## [Written request]
Write the material out again exactly as it stands.

## [Information supplied]
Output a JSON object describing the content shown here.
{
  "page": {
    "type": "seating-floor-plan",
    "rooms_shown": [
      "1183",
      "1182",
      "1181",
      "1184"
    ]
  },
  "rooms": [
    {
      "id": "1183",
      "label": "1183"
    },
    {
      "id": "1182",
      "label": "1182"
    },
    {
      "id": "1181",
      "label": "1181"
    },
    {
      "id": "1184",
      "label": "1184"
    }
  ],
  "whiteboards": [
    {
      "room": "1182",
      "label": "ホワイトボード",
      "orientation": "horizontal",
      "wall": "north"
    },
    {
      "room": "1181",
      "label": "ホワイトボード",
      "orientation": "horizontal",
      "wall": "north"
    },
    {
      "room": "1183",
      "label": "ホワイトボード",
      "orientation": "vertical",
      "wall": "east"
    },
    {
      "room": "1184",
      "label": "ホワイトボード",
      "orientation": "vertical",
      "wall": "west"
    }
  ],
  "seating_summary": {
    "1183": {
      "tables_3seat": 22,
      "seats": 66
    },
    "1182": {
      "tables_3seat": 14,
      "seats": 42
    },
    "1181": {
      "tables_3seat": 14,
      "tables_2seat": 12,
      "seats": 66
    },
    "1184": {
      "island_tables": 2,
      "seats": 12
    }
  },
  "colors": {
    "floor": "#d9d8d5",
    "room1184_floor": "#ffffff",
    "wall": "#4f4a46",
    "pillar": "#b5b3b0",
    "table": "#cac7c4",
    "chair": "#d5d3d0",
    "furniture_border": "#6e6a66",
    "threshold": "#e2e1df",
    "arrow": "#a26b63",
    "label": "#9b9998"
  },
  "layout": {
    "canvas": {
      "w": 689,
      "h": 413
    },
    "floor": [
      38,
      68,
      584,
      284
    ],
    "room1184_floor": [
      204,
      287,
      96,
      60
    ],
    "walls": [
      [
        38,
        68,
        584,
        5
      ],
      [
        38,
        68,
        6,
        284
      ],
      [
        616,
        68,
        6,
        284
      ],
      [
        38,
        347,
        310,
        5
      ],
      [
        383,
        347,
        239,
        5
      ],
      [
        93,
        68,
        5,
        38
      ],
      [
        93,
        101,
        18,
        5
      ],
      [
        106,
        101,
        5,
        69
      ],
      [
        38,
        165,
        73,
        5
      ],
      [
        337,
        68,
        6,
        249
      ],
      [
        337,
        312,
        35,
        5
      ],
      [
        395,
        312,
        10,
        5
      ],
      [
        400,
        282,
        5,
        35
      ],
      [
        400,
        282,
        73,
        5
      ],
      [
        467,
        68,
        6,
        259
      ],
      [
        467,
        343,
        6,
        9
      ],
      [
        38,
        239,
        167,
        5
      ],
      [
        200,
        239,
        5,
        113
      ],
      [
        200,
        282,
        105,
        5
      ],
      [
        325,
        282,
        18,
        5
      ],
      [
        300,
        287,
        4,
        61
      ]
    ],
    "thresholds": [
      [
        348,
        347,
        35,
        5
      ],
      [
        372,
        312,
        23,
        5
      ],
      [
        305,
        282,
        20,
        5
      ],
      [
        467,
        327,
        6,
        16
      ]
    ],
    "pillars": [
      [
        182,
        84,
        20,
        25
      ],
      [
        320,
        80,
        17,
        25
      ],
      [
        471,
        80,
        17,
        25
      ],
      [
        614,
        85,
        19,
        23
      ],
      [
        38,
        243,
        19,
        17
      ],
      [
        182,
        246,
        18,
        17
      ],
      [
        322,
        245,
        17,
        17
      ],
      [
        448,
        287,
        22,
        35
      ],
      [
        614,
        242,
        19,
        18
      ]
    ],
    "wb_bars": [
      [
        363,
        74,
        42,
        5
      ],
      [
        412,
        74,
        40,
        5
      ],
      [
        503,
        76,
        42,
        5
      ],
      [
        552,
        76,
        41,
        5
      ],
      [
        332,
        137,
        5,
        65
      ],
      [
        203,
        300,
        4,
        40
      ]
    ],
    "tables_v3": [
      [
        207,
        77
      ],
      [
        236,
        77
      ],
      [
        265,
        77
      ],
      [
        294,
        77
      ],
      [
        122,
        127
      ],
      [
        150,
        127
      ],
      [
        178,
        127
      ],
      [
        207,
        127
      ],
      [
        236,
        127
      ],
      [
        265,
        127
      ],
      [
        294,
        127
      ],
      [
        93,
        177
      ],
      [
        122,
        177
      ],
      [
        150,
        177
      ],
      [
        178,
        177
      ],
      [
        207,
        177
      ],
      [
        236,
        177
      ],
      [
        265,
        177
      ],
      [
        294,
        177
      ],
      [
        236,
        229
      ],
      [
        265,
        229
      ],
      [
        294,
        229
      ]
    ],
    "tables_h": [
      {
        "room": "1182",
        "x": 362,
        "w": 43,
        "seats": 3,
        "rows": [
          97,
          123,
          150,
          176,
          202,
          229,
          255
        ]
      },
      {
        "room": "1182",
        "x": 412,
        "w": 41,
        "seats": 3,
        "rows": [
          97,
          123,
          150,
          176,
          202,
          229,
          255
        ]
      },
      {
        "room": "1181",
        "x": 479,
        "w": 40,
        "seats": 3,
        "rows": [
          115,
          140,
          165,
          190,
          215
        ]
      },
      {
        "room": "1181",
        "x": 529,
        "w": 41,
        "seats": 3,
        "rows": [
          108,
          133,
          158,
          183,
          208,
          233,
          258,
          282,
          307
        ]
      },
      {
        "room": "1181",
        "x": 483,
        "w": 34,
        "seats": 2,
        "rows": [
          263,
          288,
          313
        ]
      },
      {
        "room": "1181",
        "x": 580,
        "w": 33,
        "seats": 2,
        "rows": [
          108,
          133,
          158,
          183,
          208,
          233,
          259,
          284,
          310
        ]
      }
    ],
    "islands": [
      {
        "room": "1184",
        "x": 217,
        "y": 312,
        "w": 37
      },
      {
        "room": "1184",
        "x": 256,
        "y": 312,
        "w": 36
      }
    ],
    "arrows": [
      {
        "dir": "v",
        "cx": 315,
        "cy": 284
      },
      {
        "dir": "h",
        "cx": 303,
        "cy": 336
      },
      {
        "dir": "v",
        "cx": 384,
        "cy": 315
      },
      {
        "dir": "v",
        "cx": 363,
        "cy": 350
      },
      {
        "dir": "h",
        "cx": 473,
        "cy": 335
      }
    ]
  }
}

## [Task response]
Output a JSON object describing the content shown here.
{
  "page": {
    "type": "seating-floor-plan",
    "rooms_shown": [
      "1183",
      "1182",
      "1181",
      "1184"
    ]
  },
  "rooms": [
    {
      "id": "1183",
      "label": "1183"
    },
    {
      "id": "1182",
      "label": "1182"
    },
    {
      "id": "1181",
      "label": "1181"
    },
    {
      "id": "1184",
      "label": "1184"
    }
  ],
  "whiteboards": [
    {
      "room": "1182",
      "label": "ホワイトボード",
      "orientation": "horizontal",
      "wall": "north"
    },
    {
      "room": "1181",
      "label": "ホワイトボード",
      "orientation": "horizontal",
      "wall": "north"
    },
    {
      "room": "1183",
      "label": "ホワイトボード",
      "orientation": "vertical",
      "wall": "east"
    },
    {
      "room": "1184",
      "label": "ホワイトボード",
      "orientation": "vertical",
      "wall": "west"
    }
  ],
  "seating_summary": {
    "1183": {
      "tables_3seat": 22,
      "seats": 66
    },
    "1182": {
      "tables_3seat": 14,
      "seats": 42
    },
    "1181": {
      "tables_3seat": 14,
      "tables_2seat": 12,
      "seats": 66
    },
    "1184": {
      "island_tables": 2,
      "seats": 12
    }
  },
  "colors": {
    "floor": "#d9d8d5",
    "room1184_floor": "#ffffff",
    "wall": "#4f4a46",
    "pillar": "#b5b3b0",
    "table": "#cac7c4",
    "chair": "#d5d3d0",
    "furniture_border": "#6e6a66",
    "threshold": "#e2e1df",
    "arrow": "#a26b63",
    "label": "#9b9998"
  },
  "layout": {
    "canvas": {
      "w": 689,
      "h": 413
    },
    "floor": [
      38,
      68,
      584,
      284
    ],
    "room1184_floor": [
      204,
      287,
      96,
      60
    ],
    "walls": [
      [
        38,
        68,
        584,
        5
      ],
      [
        38,
        68,
        6,
        284
      ],
      [
        616,
        68,
        6,
        284
      ],
      [
        38,
        347,
        310,
        5
      ],
      [
        383,
        347,
        239,
        5
      ],
      [
        93,
        68,
        5,
        38
      ],
      [
        93,
        101,
        18,
        5
      ],
      [
        106,
        101,
        5,
        69
      ],
      [
        38,
        165,
        73,
        5
      ],
      [
        337,
        68,
        6,
        249
      ],
      [
        337,
        312,
        35,
        5
      ],
      [
        395,
        312,
        10,
        5
      ],
      [
        400,
        282,
        5,
        35
      ],
      [
        400,
        282,
        73,
        5
      ],
      [
        467,
        68,
        6,
        259
      ],
      [
        467,
        343,
        6,
        9
      ],
      [
        38,
        239,
        167,
        5
      ],
      [
        200,
        239,
        5,
        113
      ],
      [
        200,
        282,
        105,
        5
      ],
      [
        325,
        282,
        18,
        5
      ],
      [
        300,
        287,
        4,
        61
      ]
    ],
    "thresholds": [
      [
        348,
        347,
        35,
        5
      ],
      [
        372,
        312,
        23,
        5
      ],
      [
        305,
        282,
        20,
        5
      ],
      [
        467,
        327,
        6,
        16
      ]
    ],
    "pillars": [
      [
        182,
        84,
        20,
        25
      ],
      [
        320,
        80,
        17,
        25
      ],
      [
        471,
        80,
        17,
        25
      ],
      [
        614,
        85,
        19,
        23
      ],
      [
        38,
        243,
        19,
        17
      ],
      [
        182,
        246,
        18,
        17
      ],
      [
        322,
        245,
        17,
        17
      ],
      [
        448,
        287,
        22,
        35
      ],
      [
        614,
        242,
        19,
        18
      ]
    ],
    "wb_bars": [
      [
        363,
        74,
        42,
        5
      ],
      [
        412,
        74,
        40,
        5
      ],
      [
        503,
        76,
        42,
        5
      ],
      [
        552,
        76,
        41,
        5
      ],
      [
        332,
        137,
        5,
        65
      ],
      [
        203,
        300,
        4,
        40
      ]
    ],
    "tables_v3": [
      [
        207,
        77
      ],
      [
        236,
        77
      ],
      [
        265,
        77
      ],
      [
        294,
        77
      ],
      [
        122,
        127
      ],
      [
        150,
        127
      ],
      [
        178,
        127
      ],
      [
        207,
        127
      ],
      [
        236,
        127
      ],
      [
        265,
        127
      ],
      [
        294,
        127
      ],
      [
        93,
        177
      ],
      [
        122,
        177
      ],
      [
        150,
        177
      ],
      [
        178,
        177
      ],
      [
        207,
        177
      ],
      [
        236,
        177
      ],
      [
        265,
        177
      ],
      [
        294,
        177
      ],
      [
        236,
        229
      ],
      [
        265,
        229
      ],
      [
        294,
        229
      ]
    ],
    "tables_h": [
      {
        "room": "1182",
        "x": 362,
        "w": 43,
        "seats": 3,
        "rows": [
          97,
          123,
          150,
          176,
          202,
          229,
          255
        ]
      },
      {
        "room": "1182",
        "x": 412,
        "w": 41,
        "seats": 3,
        "rows": [
          97,
          123,
          150,
          176,
          202,
          229,
          255
        ]
      },
      {
        "room": "1181",
        "x": 479,
        "w": 40,
        "seats": 3,
        "rows": [
          115,
          140,
          165,
          190,
          215
        ]
      },
      {
        "room": "1181",
        "x": 529,
        "w": 41,
        "seats": 3,
        "rows": [
          108,
          133,
          158,
          183,
          208,
          233,
          258,
          282,
          307
        ]
      },
      {
        "room": "1181",
        "x": 483,
        "w": 34,
        "seats": 2,
        "rows": [
          263,
          288,
          313
        ]
      },
      {
        "room": "1181",
        "x": 580,
        "w": 33,
        "seats": 2,
        "rows": [
          108,
          133,
          158,
          183,
          208,
          233,
          259,
          284,
          310
        ]
      }
    ],
    "islands": [
      {
        "room": "1184",
        "x": 217,
        "y": 312,
        "w": 37
      },
      {
        "room": "1184",
        "x": 256,
        "y": 312,
        "w": 36
      }
    ],
    "arrows": [
      {
        "dir": "v",
        "cx": 315,
        "cy": 284
      },
      {
        "dir": "h",
        "cx": 303,
        "cy": 336
      },
      {
        "dir": "v",
        "cx": 384,
        "cy": 315
      },
      {
        "dir": "v",
        "cx": 363,
        "cy": 350
      },
      {
        "dir": "h",
        "cx": 473,
        "cy": 335
      }
    ]
  }
}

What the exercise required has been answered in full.